Task requirements: Write out the material again word for word, dropping any images it holds.

--- Records to process ---

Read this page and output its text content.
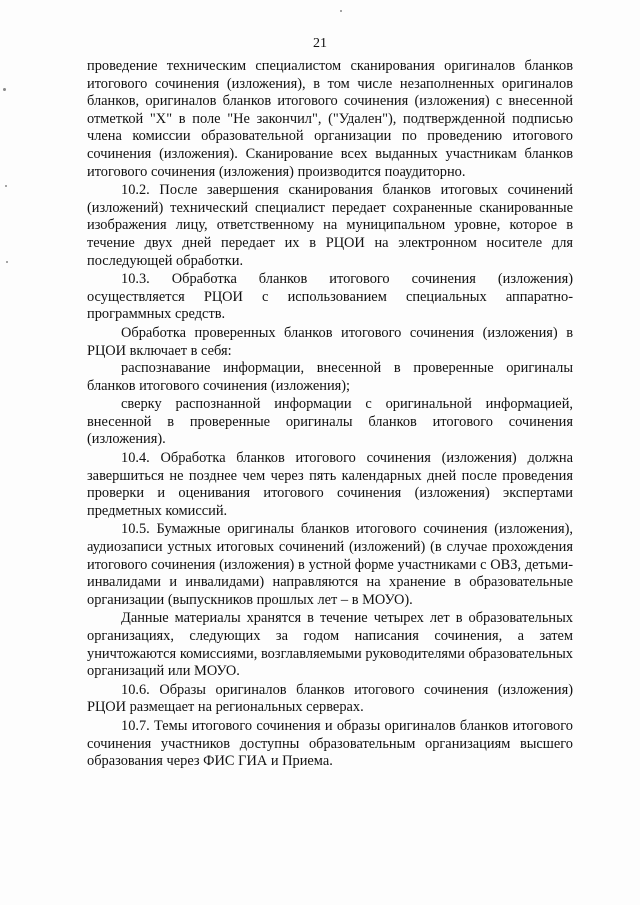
21

проведение техническим специалистом сканирования оригиналов бланков итогового сочинения (изложения), в том числе незаполненных оригиналов бланков, оригиналов бланков итогового сочинения (изложения) с внесенной отметкой "X" в поле "Не закончил", ("Удален"), подтвержденной подписью члена комиссии образовательной организации по проведению итогового сочинения (изложения). Сканирование всех выданных участникам бланков итогового сочинения (изложения) производится поаудиторно.

10.2. После завершения сканирования бланков итоговых сочинений (изложений) технический специалист передает сохраненные сканированные изображения лицу, ответственному на муниципальном уровне, которое в течение двух дней передает их в РЦОИ на электронном носителе для последующей обработки.

10.3. Обработка бланков итогового сочинения (изложения) осуществляется РЦОИ с использованием специальных аппаратно-программных средств.

Обработка проверенных бланков итогового сочинения (изложения) в РЦОИ включает в себя:

распознавание информации, внесенной в проверенные оригиналы бланков итогового сочинения (изложения);

сверку распознанной информации с оригинальной информацией, внесенной в проверенные оригиналы бланков итогового сочинения (изложения).

10.4. Обработка бланков итогового сочинения (изложения) должна завершиться не позднее чем через пять календарных дней после проведения проверки и оценивания итогового сочинения (изложения) экспертами предметных комиссий.

10.5. Бумажные оригиналы бланков итогового сочинения (изложения), аудиозаписи устных итоговых сочинений (изложений) (в случае прохождения итогового сочинения (изложения) в устной форме участниками с ОВЗ, детьми-инвалидами и инвалидами) направляются на хранение в образовательные организации (выпускников прошлых лет – в МОУО).

Данные материалы хранятся в течение четырех лет в образовательных организациях, следующих за годом написания сочинения, а затем уничтожаются комиссиями, возглавляемыми руководителями образовательных организаций или МОУО.

10.6. Образы оригиналов бланков итогового сочинения (изложения) РЦОИ размещает на региональных серверах.

10.7. Темы итогового сочинения и образы оригиналов бланков итогового сочинения участников доступны образовательным организациям высшего образования через ФИС ГИА и Приема.
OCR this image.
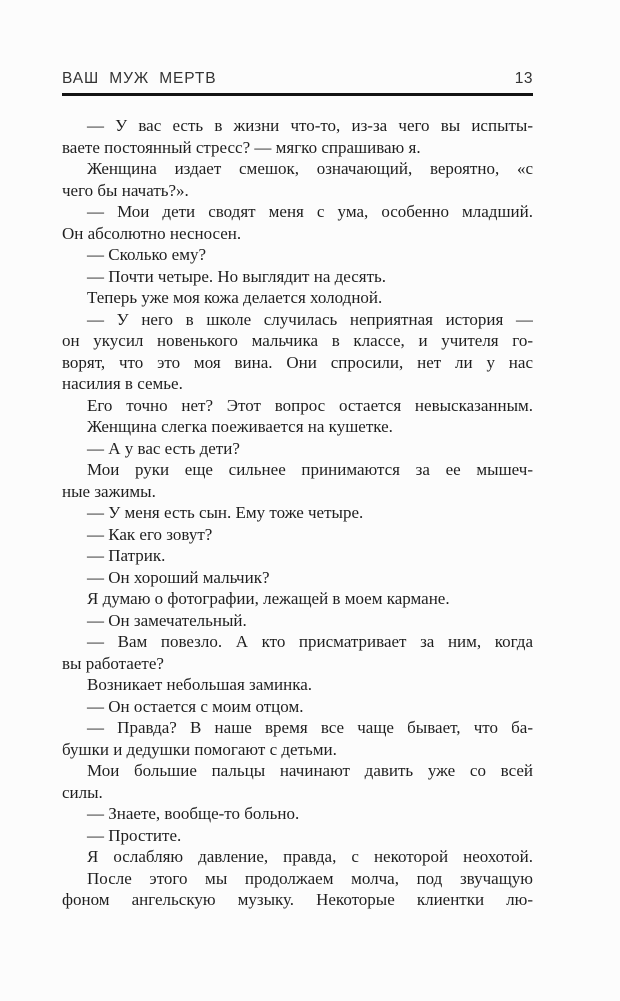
ВАШ МУЖ МЕРТВ	13
— У вас есть в жизни что-то, из-за чего вы испыты-
ваете постоянный стресс? — мягко спрашиваю я.
Женщина издает смешок, означающий, вероятно, «с
чего бы начать?».
— Мои дети сводят меня с ума, особенно младший.
Он абсолютно несносен.
— Сколько ему?
— Почти четыре. Но выглядит на десять.
Теперь уже моя кожа делается холодной.
— У него в школе случилась неприятная история —
он укусил новенького мальчика в классе, и учителя го-
ворят, что это моя вина. Они спросили, нет ли у нас
насилия в семье.
Его точно нет? Этот вопрос остается невысказанным.
Женщина слегка поеживается на кушетке.
— А у вас есть дети?
Мои руки еще сильнее принимаются за ее мышеч-
ные зажимы.
— У меня есть сын. Ему тоже четыре.
— Как его зовут?
— Патрик.
— Он хороший мальчик?
Я думаю о фотографии, лежащей в моем кармане.
— Он замечательный.
— Вам повезло. А кто присматривает за ним, когда
вы работаете?
Возникает небольшая заминка.
— Он остается с моим отцом.
— Правда? В наше время все чаще бывает, что ба-
бушки и дедушки помогают с детьми.
Мои большие пальцы начинают давить уже со всей
силы.
— Знаете, вообще-то больно.
— Простите.
Я ослабляю давление, правда, с некоторой неохотой.
После этого мы продолжаем молча, под звучащую
фоном ангельскую музыку. Некоторые клиентки лю-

---

Answer to this problem:
Read this page and output its text content.
21

проведение техническим специалистом сканирования оригиналов бланков итогового сочинения (изложения), в том числе незаполненных оригиналов бланков, оригиналов бланков итогового сочинения (изложения) с внесенной отметкой "X" в поле "Не закончил", ("Удален"), подтвержденной подписью члена комиссии образовательной организации по проведению итогового сочинения (изложения). Сканирование всех выданных участникам бланков итогового сочинения (изложения) производится поаудиторно.

10.2. После завершения сканирования бланков итоговых сочинений (изложений) технический специалист передает сохраненные сканированные изображения лицу, ответственному на муниципальном уровне, которое в течение двух дней передает их в РЦОИ на электронном носителе для последующей обработки.

10.3. Обработка бланков итогового сочинения (изложения) осуществляется РЦОИ с использованием специальных аппаратно-программных средств.

Обработка проверенных бланков итогового сочинения (изложения) в РЦОИ включает в себя:

распознавание информации, внесенной в проверенные оригиналы бланков итогового сочинения (изложения);

сверку распознанной информации с оригинальной информацией, внесенной в проверенные оригиналы бланков итогового сочинения (изложения).

10.4. Обработка бланков итогового сочинения (изложения) должна завершиться не позднее чем через пять календарных дней после проведения проверки и оценивания итогового сочинения (изложения) экспертами предметных комиссий.

10.5. Бумажные оригиналы бланков итогового сочинения (изложения), аудиозаписи устных итоговых сочинений (изложений) (в случае прохождения итогового сочинения (изложения) в устной форме участниками с ОВЗ, детьми-инвалидами и инвалидами) направляются на хранение в образовательные организации (выпускников прошлых лет – в МОУО).

Данные материалы хранятся в течение четырех лет в образовательных организациях, следующих за годом написания сочинения, а затем уничтожаются комиссиями, возглавляемыми руководителями образовательных организаций или МОУО.

10.6. Образы оригиналов бланков итогового сочинения (изложения) РЦОИ размещает на региональных серверах.

10.7. Темы итогового сочинения и образы оригиналов бланков итогового сочинения участников доступны образовательным организациям высшего образования через ФИС ГИА и Приема.
OCR this image.
ВАШ МУЖ МЕРТВ	13
— У вас есть в жизни что-то, из-за чего вы испыты-
ваете постоянный стресс? — мягко спрашиваю я.
Женщина издает смешок, означающий, вероятно, «с
чего бы начать?».
— Мои дети сводят меня с ума, особенно младший.
Он абсолютно несносен.
— Сколько ему?
— Почти четыре. Но выглядит на десять.
Теперь уже моя кожа делается холодной.
— У него в школе случилась неприятная история —
он укусил новенького мальчика в классе, и учителя го-
ворят, что это моя вина. Они спросили, нет ли у нас
насилия в семье.
Его точно нет? Этот вопрос остается невысказанным.
Женщина слегка поеживается на кушетке.
— А у вас есть дети?
Мои руки еще сильнее принимаются за ее мышеч-
ные зажимы.
— У меня есть сын. Ему тоже четыре.
— Как его зовут?
— Патрик.
— Он хороший мальчик?
Я думаю о фотографии, лежащей в моем кармане.
— Он замечательный.
— Вам повезло. А кто присматривает за ним, когда
вы работаете?
Возникает небольшая заминка.
— Он остается с моим отцом.
— Правда? В наше время все чаще бывает, что ба-
бушки и дедушки помогают с детьми.
Мои большие пальцы начинают давить уже со всей
силы.
— Знаете, вообще-то больно.
— Простите.
Я ослабляю давление, правда, с некоторой неохотой.
После этого мы продолжаем молча, под звучащую
фоном ангельскую музыку. Некоторые клиентки лю-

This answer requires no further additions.